__Data records__:
## begin

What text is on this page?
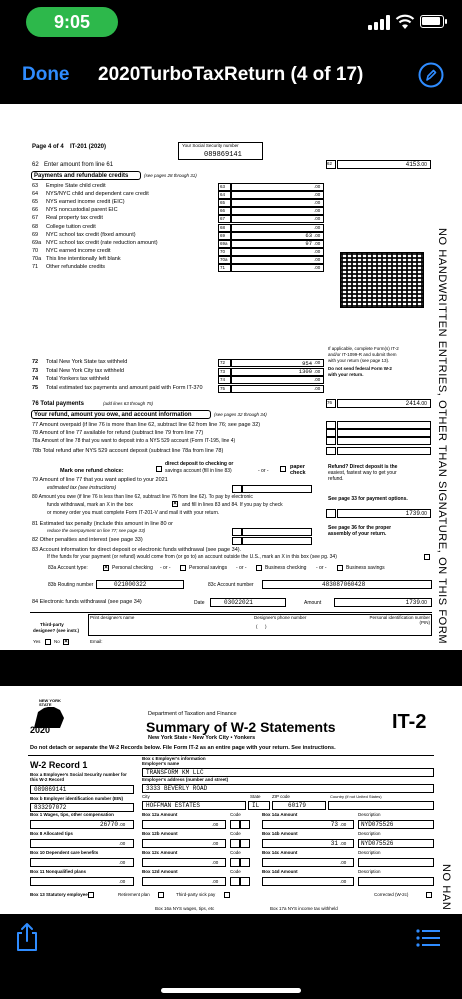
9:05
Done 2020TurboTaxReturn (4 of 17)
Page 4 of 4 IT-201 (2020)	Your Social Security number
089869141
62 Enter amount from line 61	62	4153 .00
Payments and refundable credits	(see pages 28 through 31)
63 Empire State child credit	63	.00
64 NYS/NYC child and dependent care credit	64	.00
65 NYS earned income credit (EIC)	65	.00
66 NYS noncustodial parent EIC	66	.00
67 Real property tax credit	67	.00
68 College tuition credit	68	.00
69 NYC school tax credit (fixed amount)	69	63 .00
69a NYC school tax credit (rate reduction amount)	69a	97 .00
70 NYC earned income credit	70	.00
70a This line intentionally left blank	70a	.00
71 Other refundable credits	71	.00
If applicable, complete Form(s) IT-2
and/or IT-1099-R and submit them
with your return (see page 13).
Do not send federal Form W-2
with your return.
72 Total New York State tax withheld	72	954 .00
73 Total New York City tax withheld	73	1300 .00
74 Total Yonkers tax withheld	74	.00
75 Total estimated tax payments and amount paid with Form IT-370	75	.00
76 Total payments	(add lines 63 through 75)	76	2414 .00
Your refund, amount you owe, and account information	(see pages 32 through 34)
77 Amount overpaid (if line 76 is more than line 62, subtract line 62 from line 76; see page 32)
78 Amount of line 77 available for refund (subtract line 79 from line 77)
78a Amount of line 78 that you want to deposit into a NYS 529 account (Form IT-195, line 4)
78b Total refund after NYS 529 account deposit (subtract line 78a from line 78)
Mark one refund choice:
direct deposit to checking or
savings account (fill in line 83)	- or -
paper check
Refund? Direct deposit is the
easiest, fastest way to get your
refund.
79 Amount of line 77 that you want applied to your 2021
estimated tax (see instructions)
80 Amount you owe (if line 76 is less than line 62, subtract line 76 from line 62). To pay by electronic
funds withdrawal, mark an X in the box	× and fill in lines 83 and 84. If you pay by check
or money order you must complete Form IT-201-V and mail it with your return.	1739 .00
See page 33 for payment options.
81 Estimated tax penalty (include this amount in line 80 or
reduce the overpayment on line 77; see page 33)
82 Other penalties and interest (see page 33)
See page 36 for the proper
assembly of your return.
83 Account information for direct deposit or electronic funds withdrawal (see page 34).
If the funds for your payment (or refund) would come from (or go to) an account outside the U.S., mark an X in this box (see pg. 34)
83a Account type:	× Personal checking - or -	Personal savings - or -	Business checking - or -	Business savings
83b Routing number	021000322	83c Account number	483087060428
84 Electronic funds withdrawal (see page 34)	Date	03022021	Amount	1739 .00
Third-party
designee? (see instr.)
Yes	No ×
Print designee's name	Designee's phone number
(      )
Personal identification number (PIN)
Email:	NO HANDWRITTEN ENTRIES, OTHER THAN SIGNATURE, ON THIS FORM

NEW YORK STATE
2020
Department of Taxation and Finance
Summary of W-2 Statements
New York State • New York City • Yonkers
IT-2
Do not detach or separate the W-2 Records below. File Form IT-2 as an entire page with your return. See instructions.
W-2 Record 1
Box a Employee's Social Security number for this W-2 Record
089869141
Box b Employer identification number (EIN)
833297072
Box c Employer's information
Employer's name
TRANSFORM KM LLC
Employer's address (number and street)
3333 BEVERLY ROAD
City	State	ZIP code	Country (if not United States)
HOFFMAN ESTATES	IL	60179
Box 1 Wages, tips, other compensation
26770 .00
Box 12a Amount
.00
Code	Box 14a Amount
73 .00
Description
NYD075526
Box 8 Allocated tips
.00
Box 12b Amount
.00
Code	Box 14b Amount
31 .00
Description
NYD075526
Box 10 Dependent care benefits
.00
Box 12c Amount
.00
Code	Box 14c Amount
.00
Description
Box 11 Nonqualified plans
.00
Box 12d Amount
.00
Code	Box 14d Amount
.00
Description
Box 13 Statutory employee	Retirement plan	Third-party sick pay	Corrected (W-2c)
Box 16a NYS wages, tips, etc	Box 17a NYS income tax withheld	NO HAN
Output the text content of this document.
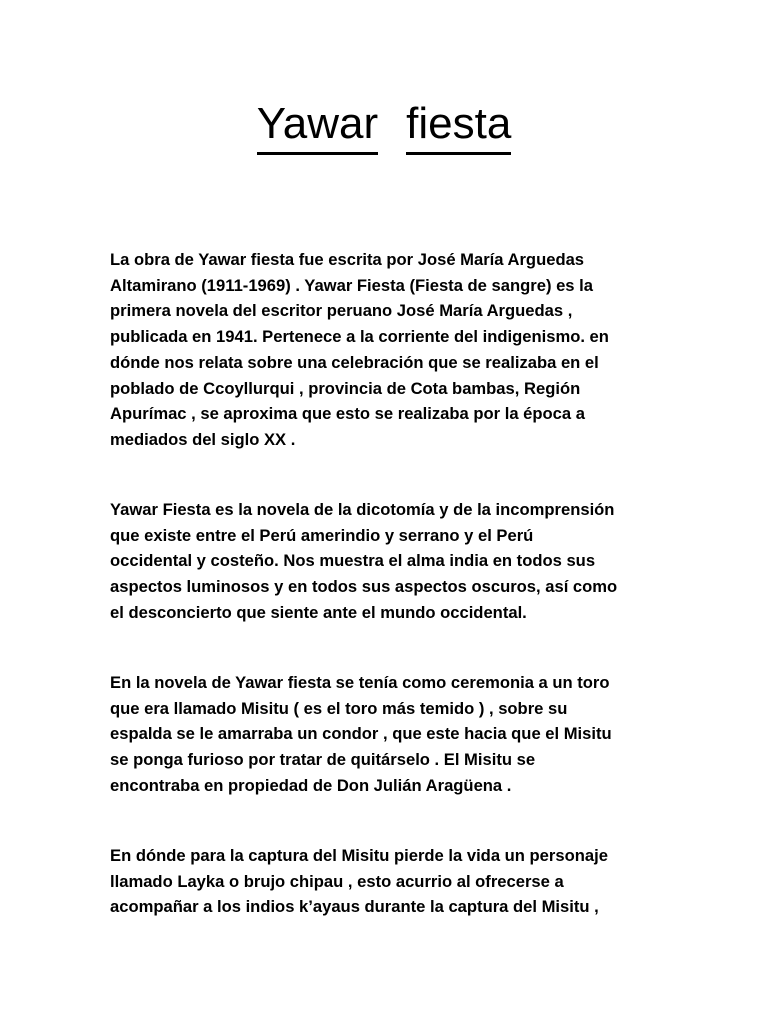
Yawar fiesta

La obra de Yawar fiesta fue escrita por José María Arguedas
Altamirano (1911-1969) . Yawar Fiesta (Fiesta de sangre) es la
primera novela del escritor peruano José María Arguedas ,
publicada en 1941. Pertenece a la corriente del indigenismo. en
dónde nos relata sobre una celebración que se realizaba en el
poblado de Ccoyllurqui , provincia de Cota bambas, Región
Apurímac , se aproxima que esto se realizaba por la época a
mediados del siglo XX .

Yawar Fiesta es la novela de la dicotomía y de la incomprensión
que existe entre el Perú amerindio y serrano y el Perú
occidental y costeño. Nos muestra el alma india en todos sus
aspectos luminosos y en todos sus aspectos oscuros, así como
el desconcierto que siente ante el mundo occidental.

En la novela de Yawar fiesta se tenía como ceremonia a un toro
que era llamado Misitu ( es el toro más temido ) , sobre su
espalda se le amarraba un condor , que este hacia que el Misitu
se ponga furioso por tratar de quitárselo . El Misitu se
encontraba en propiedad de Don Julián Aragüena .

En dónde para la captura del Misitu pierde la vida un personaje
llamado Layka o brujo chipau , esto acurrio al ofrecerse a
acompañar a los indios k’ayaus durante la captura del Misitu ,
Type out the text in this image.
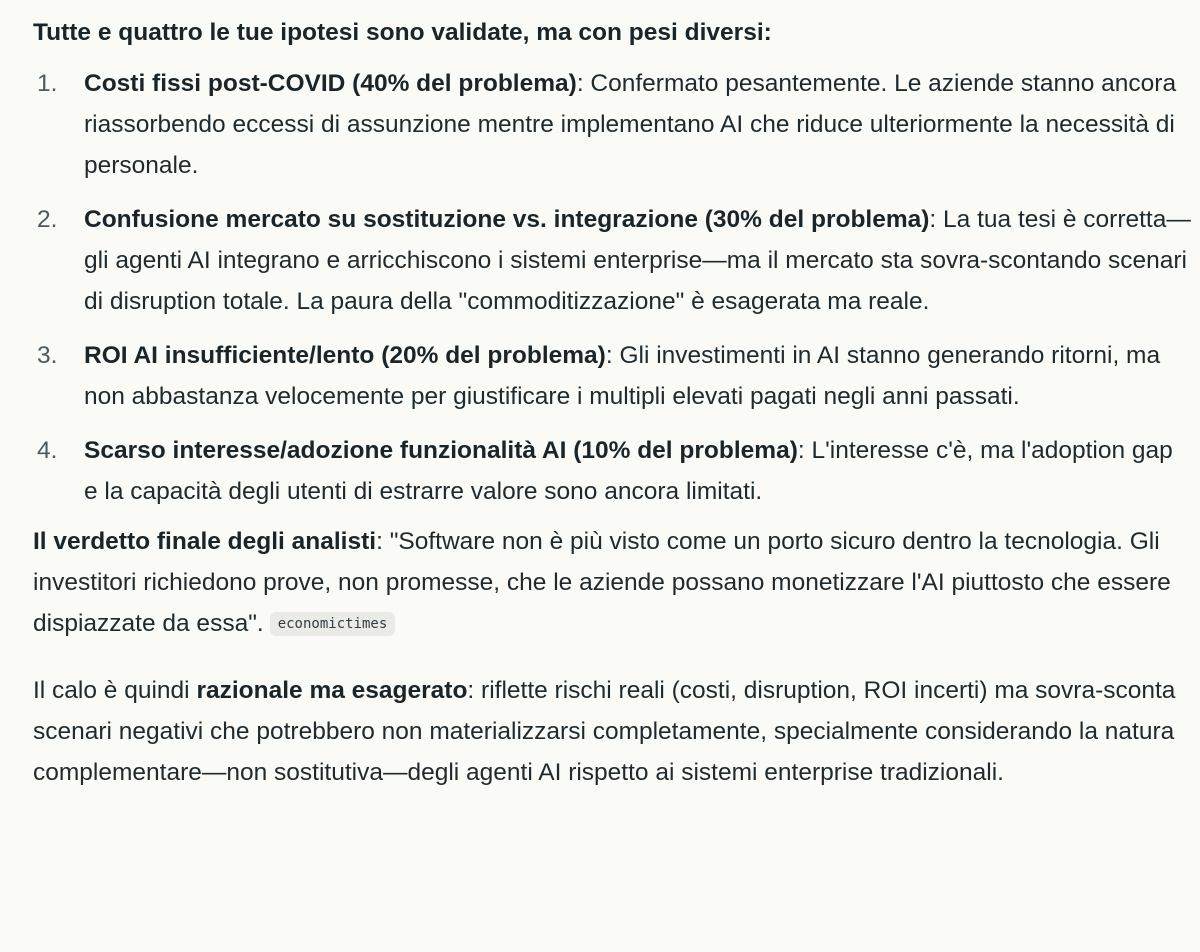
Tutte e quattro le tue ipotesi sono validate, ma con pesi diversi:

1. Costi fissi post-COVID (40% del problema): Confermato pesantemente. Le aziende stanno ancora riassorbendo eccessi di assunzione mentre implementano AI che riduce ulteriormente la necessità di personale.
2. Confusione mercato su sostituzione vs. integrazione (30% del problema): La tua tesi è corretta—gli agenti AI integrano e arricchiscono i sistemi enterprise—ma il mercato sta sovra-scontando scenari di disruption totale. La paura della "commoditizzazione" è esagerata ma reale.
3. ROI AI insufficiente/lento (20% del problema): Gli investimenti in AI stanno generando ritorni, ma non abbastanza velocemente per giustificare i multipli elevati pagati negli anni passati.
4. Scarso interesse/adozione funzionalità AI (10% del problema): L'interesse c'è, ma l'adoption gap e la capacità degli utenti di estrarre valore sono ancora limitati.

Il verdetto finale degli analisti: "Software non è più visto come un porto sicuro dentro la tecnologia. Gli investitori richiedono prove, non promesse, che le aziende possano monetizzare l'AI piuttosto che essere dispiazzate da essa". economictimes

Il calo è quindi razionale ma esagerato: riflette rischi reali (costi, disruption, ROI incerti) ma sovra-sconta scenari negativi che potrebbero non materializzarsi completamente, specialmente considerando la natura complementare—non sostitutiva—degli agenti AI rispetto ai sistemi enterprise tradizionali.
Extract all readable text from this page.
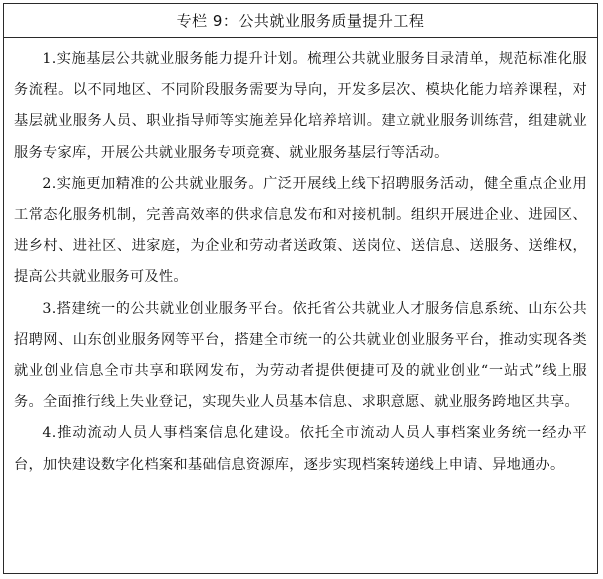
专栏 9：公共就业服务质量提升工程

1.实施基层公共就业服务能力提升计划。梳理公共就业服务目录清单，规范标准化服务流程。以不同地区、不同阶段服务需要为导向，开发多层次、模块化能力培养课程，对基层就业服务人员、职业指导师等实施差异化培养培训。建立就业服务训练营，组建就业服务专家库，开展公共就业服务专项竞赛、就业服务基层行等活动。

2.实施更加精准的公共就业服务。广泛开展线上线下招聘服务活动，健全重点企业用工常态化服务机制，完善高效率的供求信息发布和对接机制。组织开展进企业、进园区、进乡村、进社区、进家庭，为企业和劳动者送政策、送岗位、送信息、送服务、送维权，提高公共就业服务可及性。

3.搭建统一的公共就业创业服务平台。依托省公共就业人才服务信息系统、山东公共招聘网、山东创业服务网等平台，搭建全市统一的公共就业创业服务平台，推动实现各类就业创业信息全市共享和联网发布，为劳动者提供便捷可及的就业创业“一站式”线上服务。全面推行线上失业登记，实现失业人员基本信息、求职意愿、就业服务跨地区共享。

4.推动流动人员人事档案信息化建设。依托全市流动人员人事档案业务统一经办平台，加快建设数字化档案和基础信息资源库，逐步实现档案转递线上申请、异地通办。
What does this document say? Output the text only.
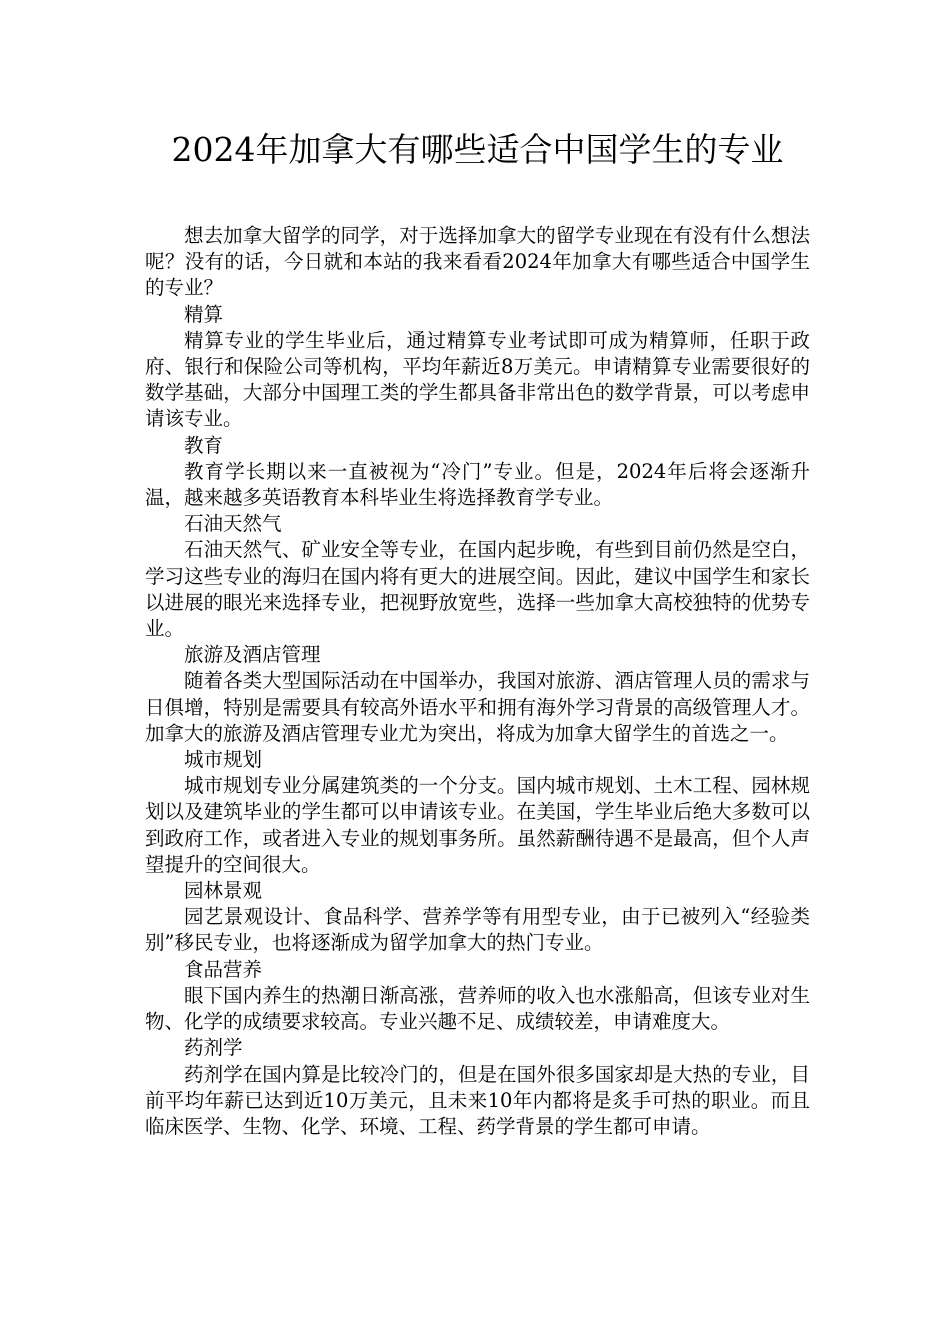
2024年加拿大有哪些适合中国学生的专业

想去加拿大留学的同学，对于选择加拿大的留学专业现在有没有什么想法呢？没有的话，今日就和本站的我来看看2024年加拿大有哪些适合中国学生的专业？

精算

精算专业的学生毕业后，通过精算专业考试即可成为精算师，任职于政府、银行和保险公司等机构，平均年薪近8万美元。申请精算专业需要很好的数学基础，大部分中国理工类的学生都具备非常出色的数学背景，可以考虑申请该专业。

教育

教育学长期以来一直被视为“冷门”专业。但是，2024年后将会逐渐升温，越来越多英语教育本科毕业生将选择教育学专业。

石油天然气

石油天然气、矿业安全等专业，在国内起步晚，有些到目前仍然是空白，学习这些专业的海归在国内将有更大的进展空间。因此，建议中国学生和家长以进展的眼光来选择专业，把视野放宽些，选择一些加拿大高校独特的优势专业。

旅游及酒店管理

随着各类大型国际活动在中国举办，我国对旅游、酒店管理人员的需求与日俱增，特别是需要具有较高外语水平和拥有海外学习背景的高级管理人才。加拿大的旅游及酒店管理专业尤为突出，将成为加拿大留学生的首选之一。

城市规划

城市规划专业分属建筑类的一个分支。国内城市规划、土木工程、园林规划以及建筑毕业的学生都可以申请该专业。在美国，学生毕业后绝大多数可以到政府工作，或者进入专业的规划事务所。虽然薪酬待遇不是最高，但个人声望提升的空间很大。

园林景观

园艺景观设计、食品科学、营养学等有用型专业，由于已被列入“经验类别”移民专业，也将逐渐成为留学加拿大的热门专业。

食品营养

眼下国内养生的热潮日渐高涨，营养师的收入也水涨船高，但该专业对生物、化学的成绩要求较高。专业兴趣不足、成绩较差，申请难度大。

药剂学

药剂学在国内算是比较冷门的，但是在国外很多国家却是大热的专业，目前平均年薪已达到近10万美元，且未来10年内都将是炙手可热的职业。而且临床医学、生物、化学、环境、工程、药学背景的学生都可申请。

## end

__Aim of the exercise__:
Reproduce every line from the entries that holds the word "savings".

__Answer below__:
savings account (fill in line 83)	- or -
83a Account type:	× Personal checking - or -	Personal savings - or -	Business checking - or -	Business savings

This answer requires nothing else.